TASK INSTRUCTIONS:
Below are the records; locate each line with the word "text" and copy it.

RECORDS:
○ ○ ○ ○ ○ ○ ○

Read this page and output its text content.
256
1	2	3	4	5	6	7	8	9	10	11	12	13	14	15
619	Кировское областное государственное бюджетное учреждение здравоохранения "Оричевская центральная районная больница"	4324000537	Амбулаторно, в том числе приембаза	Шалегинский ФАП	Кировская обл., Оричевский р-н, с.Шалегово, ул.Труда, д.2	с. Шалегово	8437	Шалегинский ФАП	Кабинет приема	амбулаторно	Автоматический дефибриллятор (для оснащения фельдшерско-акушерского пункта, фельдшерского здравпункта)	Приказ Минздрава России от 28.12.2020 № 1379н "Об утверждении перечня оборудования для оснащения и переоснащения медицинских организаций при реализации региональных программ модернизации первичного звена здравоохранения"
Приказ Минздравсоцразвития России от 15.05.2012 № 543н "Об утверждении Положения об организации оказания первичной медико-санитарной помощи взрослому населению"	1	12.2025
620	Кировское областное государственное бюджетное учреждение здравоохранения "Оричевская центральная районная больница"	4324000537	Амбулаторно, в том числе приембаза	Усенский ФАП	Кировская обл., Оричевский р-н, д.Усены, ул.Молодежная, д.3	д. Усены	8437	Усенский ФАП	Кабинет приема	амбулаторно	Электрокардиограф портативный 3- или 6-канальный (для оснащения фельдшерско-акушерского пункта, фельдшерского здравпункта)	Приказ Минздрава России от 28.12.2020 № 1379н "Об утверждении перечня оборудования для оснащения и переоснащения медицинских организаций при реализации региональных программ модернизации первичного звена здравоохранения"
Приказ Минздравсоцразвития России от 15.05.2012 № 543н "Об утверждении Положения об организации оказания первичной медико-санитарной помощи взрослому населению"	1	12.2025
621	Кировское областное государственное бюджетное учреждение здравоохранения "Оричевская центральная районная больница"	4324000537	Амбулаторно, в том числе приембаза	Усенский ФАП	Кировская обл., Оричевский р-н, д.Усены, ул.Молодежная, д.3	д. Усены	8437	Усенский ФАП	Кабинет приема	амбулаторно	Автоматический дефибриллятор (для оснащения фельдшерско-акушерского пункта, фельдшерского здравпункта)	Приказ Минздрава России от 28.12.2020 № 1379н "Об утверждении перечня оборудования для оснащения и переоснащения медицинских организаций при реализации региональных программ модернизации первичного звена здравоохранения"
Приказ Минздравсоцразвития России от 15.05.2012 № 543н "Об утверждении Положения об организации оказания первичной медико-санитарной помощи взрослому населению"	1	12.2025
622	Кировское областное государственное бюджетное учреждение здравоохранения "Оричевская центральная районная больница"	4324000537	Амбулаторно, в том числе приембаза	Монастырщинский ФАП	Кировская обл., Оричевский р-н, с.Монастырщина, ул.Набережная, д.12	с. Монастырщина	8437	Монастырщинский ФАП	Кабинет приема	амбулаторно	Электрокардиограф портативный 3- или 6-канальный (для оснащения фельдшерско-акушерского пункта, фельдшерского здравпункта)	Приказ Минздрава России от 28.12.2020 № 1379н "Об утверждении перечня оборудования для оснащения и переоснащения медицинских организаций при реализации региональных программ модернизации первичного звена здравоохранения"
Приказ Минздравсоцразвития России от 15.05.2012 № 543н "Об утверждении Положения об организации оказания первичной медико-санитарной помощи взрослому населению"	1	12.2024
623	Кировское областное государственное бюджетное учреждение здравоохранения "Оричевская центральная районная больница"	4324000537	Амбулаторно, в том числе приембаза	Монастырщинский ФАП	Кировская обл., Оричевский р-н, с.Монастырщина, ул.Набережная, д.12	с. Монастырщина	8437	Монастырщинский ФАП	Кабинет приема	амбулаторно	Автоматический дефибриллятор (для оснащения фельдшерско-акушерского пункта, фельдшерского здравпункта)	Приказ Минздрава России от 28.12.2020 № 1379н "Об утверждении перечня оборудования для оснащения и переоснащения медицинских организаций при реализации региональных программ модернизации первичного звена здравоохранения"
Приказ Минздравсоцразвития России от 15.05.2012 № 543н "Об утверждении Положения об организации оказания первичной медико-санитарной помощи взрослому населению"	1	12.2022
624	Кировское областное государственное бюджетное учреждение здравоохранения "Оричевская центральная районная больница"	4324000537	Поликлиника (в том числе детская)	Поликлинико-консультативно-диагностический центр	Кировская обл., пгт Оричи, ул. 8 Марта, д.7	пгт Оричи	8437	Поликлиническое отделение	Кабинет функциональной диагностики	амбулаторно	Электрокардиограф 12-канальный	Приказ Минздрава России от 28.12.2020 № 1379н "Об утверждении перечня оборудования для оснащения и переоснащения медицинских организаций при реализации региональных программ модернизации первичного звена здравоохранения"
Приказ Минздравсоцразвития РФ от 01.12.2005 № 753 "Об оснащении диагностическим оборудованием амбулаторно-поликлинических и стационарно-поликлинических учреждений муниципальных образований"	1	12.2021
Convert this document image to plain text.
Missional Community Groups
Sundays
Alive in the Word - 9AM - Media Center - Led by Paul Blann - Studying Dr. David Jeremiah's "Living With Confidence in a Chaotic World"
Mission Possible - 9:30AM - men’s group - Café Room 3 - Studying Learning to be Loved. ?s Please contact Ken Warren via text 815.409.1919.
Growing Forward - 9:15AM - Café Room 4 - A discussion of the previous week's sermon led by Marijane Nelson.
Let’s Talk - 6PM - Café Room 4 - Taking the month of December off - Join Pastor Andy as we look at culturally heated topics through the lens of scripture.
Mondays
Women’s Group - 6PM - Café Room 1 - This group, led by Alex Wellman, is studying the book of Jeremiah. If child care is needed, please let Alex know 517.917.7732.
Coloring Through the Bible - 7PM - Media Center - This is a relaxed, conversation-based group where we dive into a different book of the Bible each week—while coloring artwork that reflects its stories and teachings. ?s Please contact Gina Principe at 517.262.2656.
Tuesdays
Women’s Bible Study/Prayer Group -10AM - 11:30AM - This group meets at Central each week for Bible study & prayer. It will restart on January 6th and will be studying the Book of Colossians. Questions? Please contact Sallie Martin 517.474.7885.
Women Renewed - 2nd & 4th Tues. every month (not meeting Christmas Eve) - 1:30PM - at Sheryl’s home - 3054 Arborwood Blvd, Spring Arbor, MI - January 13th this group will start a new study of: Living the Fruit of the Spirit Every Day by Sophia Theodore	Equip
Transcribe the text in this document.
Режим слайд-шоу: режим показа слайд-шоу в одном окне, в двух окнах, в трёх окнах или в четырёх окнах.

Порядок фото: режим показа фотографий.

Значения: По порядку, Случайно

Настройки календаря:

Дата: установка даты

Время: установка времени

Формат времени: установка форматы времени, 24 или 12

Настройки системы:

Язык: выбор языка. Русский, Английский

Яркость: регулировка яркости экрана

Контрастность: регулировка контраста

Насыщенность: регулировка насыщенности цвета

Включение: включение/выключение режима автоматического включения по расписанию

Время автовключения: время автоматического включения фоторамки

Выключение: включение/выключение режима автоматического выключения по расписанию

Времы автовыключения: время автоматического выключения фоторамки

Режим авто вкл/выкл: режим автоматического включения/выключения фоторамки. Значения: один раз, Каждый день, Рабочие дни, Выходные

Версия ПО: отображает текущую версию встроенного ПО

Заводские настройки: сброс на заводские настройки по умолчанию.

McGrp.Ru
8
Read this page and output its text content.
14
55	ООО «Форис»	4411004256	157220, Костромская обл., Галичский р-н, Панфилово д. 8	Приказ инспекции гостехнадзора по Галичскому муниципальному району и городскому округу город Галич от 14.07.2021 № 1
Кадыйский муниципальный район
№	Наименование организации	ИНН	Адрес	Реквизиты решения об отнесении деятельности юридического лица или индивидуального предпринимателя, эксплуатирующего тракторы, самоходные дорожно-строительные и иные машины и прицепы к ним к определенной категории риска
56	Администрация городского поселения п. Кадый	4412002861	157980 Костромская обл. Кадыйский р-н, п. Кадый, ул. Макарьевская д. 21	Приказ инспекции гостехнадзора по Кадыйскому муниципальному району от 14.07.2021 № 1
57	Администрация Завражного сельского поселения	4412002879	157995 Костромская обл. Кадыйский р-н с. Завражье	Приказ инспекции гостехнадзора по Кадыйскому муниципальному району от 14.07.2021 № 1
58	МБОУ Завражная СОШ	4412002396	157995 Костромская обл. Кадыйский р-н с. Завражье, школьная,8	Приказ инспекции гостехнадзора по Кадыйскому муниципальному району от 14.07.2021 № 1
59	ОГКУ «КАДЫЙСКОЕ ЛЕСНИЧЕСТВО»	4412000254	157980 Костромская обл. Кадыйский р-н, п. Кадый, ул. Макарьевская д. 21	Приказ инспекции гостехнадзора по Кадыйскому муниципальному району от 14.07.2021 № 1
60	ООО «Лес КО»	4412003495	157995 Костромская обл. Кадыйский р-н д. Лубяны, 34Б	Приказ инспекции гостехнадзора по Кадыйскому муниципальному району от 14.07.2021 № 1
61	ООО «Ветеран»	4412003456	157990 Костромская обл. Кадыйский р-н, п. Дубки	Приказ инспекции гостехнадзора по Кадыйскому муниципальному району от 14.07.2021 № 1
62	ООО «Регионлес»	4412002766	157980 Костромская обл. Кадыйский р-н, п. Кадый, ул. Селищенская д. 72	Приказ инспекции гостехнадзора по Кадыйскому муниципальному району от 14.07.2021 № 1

○ ○ ○ ○ ○ ○ ○

ANSWER TO THE EXERCISE:
Read this page and output its text content.
Convert this document image to plain text.
Mission Possible - 9:30AM - men’s group - Café Room 3 - Studying Learning to be Loved. ?s Please contact Ken Warren via text 815.409.1919.
Transcribe the text in this document.
Read this page and output its text content.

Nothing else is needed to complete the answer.